Identify, in the records below, every line where the string "aliyun" appears, and copy each such line.

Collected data
%%

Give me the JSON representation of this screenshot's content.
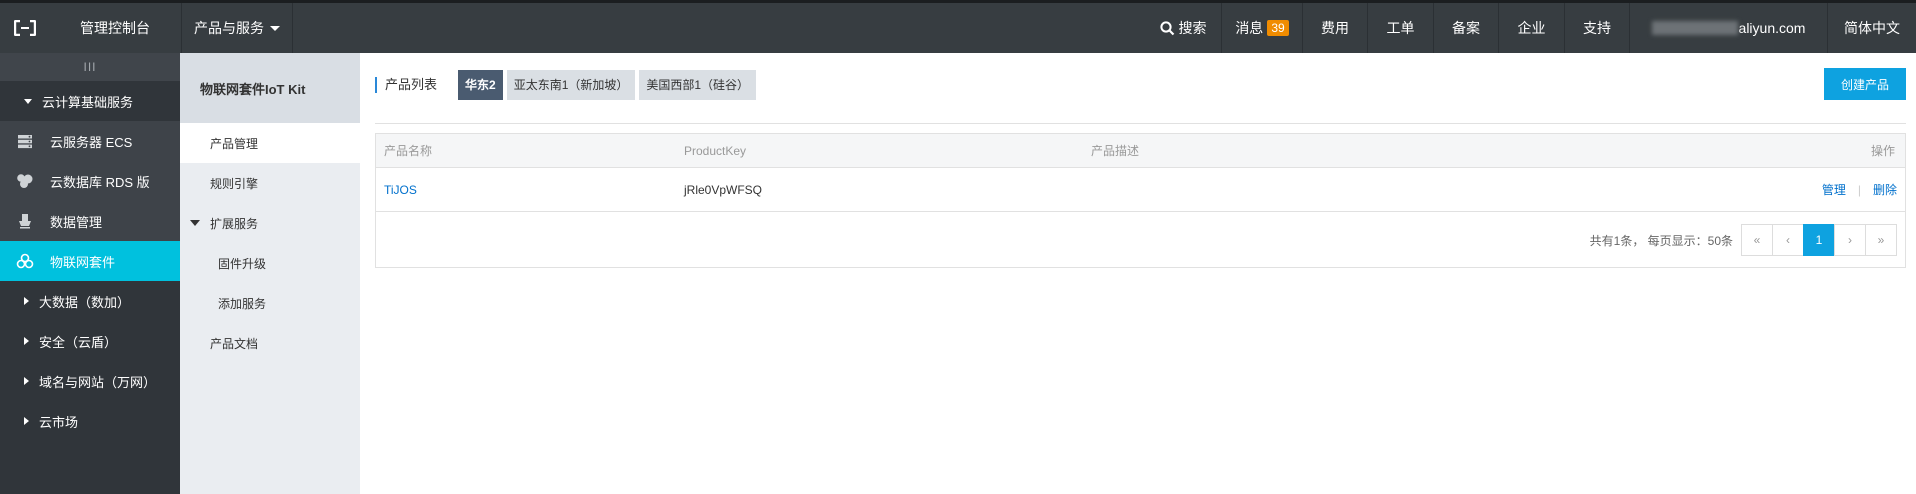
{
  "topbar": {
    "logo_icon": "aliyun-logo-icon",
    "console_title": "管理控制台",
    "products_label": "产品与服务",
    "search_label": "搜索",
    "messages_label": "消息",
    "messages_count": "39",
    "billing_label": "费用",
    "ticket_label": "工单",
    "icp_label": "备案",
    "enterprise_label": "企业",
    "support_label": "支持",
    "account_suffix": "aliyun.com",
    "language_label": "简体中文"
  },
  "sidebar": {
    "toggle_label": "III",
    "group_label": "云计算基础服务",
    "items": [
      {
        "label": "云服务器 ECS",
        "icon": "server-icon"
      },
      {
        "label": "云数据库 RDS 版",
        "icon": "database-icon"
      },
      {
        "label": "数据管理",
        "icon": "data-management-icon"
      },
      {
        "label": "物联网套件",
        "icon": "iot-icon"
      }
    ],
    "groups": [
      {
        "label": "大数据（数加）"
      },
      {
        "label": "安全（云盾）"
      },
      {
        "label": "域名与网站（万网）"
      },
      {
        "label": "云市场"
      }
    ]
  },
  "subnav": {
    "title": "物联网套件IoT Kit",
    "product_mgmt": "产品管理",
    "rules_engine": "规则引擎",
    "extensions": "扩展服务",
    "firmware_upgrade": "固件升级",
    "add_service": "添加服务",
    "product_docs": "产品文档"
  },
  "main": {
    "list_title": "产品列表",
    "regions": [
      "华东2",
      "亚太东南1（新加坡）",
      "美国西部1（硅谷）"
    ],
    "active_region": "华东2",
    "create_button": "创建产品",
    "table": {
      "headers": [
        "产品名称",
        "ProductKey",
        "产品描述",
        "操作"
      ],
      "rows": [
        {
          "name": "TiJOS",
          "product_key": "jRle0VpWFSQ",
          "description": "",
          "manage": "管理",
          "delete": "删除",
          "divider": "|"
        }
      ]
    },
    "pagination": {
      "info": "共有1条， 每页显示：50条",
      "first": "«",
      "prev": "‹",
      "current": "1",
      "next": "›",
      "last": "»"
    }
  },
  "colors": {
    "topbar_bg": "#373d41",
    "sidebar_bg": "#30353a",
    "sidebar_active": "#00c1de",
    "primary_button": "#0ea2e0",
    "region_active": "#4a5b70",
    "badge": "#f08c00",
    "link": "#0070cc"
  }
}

%%

### RESPONSE BELOW
    "logo_icon": "aliyun-logo-icon",
    "account_suffix": "aliyun.com",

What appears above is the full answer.